Stored data entries:
------------
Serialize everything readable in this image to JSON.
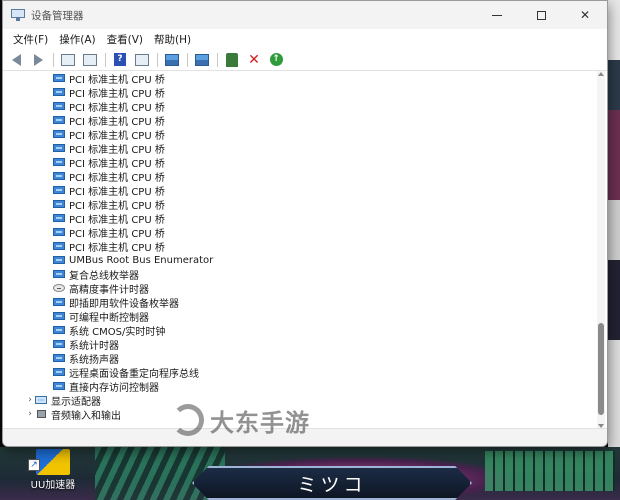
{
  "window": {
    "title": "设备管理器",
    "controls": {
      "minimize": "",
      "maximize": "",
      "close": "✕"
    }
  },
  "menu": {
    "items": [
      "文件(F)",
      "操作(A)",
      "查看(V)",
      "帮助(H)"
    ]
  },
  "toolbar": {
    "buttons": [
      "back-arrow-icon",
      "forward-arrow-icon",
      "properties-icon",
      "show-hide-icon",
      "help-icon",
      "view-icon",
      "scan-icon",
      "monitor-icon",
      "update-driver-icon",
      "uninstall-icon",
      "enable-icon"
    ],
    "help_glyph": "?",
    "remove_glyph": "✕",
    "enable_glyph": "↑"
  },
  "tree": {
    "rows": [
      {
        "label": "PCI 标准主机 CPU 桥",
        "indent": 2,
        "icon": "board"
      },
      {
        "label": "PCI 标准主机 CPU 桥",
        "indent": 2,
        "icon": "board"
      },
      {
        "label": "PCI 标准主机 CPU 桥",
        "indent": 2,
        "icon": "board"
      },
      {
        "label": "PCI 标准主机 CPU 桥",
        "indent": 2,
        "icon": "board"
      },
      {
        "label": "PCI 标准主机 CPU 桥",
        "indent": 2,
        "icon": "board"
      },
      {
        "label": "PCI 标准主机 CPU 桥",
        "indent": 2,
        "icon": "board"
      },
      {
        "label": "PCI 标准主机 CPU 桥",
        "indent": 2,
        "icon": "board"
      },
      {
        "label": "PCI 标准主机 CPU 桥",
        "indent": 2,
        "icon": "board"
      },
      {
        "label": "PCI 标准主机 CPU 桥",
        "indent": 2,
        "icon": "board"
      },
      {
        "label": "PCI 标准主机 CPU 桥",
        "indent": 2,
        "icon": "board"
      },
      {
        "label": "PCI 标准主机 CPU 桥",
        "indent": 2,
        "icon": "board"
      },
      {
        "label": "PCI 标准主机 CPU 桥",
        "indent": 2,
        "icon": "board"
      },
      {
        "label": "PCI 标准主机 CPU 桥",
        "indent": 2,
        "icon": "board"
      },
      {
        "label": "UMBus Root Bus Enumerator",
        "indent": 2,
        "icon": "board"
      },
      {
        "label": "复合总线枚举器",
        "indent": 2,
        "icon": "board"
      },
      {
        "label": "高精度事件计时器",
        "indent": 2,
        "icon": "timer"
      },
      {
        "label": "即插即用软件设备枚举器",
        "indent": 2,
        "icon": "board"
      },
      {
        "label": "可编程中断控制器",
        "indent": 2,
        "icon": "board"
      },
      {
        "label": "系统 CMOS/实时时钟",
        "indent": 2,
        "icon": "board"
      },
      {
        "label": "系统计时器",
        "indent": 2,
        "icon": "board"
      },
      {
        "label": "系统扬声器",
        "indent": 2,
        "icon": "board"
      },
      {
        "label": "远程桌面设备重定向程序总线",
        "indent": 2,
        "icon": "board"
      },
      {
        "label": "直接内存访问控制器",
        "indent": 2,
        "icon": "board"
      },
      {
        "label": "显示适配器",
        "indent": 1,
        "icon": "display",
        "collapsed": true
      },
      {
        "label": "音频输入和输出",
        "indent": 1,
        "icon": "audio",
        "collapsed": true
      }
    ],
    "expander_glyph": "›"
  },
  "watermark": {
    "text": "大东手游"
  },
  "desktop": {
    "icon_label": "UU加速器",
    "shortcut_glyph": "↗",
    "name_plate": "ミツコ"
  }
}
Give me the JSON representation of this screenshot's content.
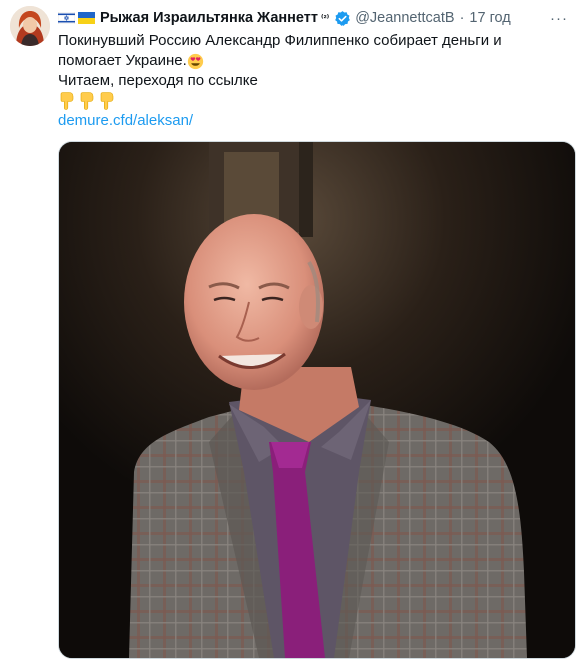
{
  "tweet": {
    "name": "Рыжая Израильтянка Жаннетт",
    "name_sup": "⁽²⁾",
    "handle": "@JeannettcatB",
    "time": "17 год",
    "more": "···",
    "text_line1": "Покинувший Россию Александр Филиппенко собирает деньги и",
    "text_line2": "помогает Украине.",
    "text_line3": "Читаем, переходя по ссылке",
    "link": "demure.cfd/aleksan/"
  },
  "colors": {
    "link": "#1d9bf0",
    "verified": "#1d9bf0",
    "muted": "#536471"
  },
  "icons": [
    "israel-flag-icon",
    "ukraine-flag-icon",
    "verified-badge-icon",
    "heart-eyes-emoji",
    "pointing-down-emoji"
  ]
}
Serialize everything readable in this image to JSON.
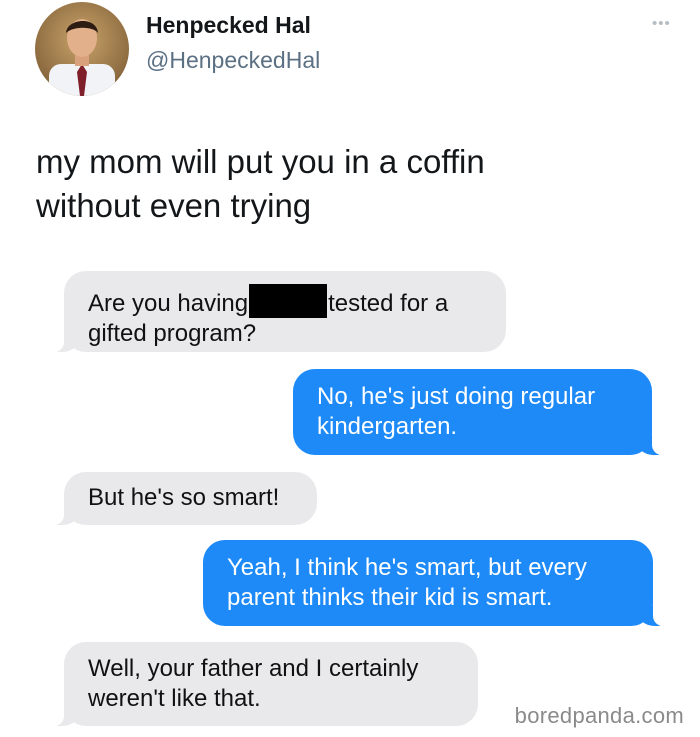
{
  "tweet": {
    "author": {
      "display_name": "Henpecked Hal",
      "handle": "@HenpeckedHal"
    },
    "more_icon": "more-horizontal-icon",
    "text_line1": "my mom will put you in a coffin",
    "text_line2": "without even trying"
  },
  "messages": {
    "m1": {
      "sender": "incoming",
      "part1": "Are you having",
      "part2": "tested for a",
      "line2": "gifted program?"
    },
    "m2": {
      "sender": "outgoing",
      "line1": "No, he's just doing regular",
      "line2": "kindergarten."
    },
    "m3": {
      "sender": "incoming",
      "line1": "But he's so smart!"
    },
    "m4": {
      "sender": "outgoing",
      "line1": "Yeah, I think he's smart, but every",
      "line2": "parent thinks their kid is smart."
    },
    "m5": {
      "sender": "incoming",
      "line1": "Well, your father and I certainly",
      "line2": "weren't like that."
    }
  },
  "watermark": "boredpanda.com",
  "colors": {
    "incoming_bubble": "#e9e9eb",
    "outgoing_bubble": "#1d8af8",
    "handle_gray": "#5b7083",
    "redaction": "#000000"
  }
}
------------
PROBLEM REQUIREMENTS: Without including any pictures, reproduce the listing exactly.

EXPECTED ANSWER:
Serialize everything readable in this image to JSON.
{
  "window": {
    "title": "设备管理器",
    "controls": {
      "minimize": "",
      "maximize": "",
      "close": "✕"
    }
  },
  "menu": {
    "items": [
      "文件(F)",
      "操作(A)",
      "查看(V)",
      "帮助(H)"
    ]
  },
  "toolbar": {
    "buttons": [
      "back-arrow-icon",
      "forward-arrow-icon",
      "properties-icon",
      "show-hide-icon",
      "help-icon",
      "view-icon",
      "scan-icon",
      "monitor-icon",
      "update-driver-icon",
      "uninstall-icon",
      "enable-icon"
    ],
    "help_glyph": "?",
    "remove_glyph": "✕",
    "enable_glyph": "↑"
  },
  "tree": {
    "rows": [
      {
        "label": "PCI 标准主机 CPU 桥",
        "indent": 2,
        "icon": "board"
      },
      {
        "label": "PCI 标准主机 CPU 桥",
        "indent": 2,
        "icon": "board"
      },
      {
        "label": "PCI 标准主机 CPU 桥",
        "indent": 2,
        "icon": "board"
      },
      {
        "label": "PCI 标准主机 CPU 桥",
        "indent": 2,
        "icon": "board"
      },
      {
        "label": "PCI 标准主机 CPU 桥",
        "indent": 2,
        "icon": "board"
      },
      {
        "label": "PCI 标准主机 CPU 桥",
        "indent": 2,
        "icon": "board"
      },
      {
        "label": "PCI 标准主机 CPU 桥",
        "indent": 2,
        "icon": "board"
      },
      {
        "label": "PCI 标准主机 CPU 桥",
        "indent": 2,
        "icon": "board"
      },
      {
        "label": "PCI 标准主机 CPU 桥",
        "indent": 2,
        "icon": "board"
      },
      {
        "label": "PCI 标准主机 CPU 桥",
        "indent": 2,
        "icon": "board"
      },
      {
        "label": "PCI 标准主机 CPU 桥",
        "indent": 2,
        "icon": "board"
      },
      {
        "label": "PCI 标准主机 CPU 桥",
        "indent": 2,
        "icon": "board"
      },
      {
        "label": "PCI 标准主机 CPU 桥",
        "indent": 2,
        "icon": "board"
      },
      {
        "label": "UMBus Root Bus Enumerator",
        "indent": 2,
        "icon": "board"
      },
      {
        "label": "复合总线枚举器",
        "indent": 2,
        "icon": "board"
      },
      {
        "label": "高精度事件计时器",
        "indent": 2,
        "icon": "timer"
      },
      {
        "label": "即插即用软件设备枚举器",
        "indent": 2,
        "icon": "board"
      },
      {
        "label": "可编程中断控制器",
        "indent": 2,
        "icon": "board"
      },
      {
        "label": "系统 CMOS/实时时钟",
        "indent": 2,
        "icon": "board"
      },
      {
        "label": "系统计时器",
        "indent": 2,
        "icon": "board"
      },
      {
        "label": "系统扬声器",
        "indent": 2,
        "icon": "board"
      },
      {
        "label": "远程桌面设备重定向程序总线",
        "indent": 2,
        "icon": "board"
      },
      {
        "label": "直接内存访问控制器",
        "indent": 2,
        "icon": "board"
      },
      {
        "label": "显示适配器",
        "indent": 1,
        "icon": "display",
        "collapsed": true
      },
      {
        "label": "音频输入和输出",
        "indent": 1,
        "icon": "audio",
        "collapsed": true
      }
    ],
    "expander_glyph": "›"
  },
  "watermark": {
    "text": "大东手游"
  },
  "desktop": {
    "icon_label": "UU加速器",
    "shortcut_glyph": "↗",
    "name_plate": "ミツコ"
  }
}
Give me the JSON representation of this screenshot's content.
{
  "tweet": {
    "name": "Рыжая Израильтянка Жаннетт",
    "name_sup": "⁽²⁾",
    "handle": "@JeannettcatB",
    "time": "17 год",
    "more": "···",
    "text_line1": "Покинувший Россию Александр Филиппенко собирает деньги и",
    "text_line2": "помогает Украине.",
    "text_line3": "Читаем, переходя по ссылке",
    "link": "demure.cfd/aleksan/"
  },
  "colors": {
    "link": "#1d9bf0",
    "verified": "#1d9bf0",
    "muted": "#536471"
  },
  "icons": [
    "israel-flag-icon",
    "ukraine-flag-icon",
    "verified-badge-icon",
    "heart-eyes-emoji",
    "pointing-down-emoji"
  ]
}
Serialize everything readable in this image to JSON.
{
  "tweet": {
    "author": {
      "display_name": "Henpecked Hal",
      "handle": "@HenpeckedHal"
    },
    "more_icon": "more-horizontal-icon",
    "text_line1": "my mom will put you in a coffin",
    "text_line2": "without even trying"
  },
  "messages": {
    "m1": {
      "sender": "incoming",
      "part1": "Are you having",
      "part2": "tested for a",
      "line2": "gifted program?"
    },
    "m2": {
      "sender": "outgoing",
      "line1": "No, he's just doing regular",
      "line2": "kindergarten."
    },
    "m3": {
      "sender": "incoming",
      "line1": "But he's so smart!"
    },
    "m4": {
      "sender": "outgoing",
      "line1": "Yeah, I think he's smart, but every",
      "line2": "parent thinks their kid is smart."
    },
    "m5": {
      "sender": "incoming",
      "line1": "Well, your father and I certainly",
      "line2": "weren't like that."
    }
  },
  "watermark": "boredpanda.com",
  "colors": {
    "incoming_bubble": "#e9e9eb",
    "outgoing_bubble": "#1d8af8",
    "handle_gray": "#5b7083",
    "redaction": "#000000"
  }
}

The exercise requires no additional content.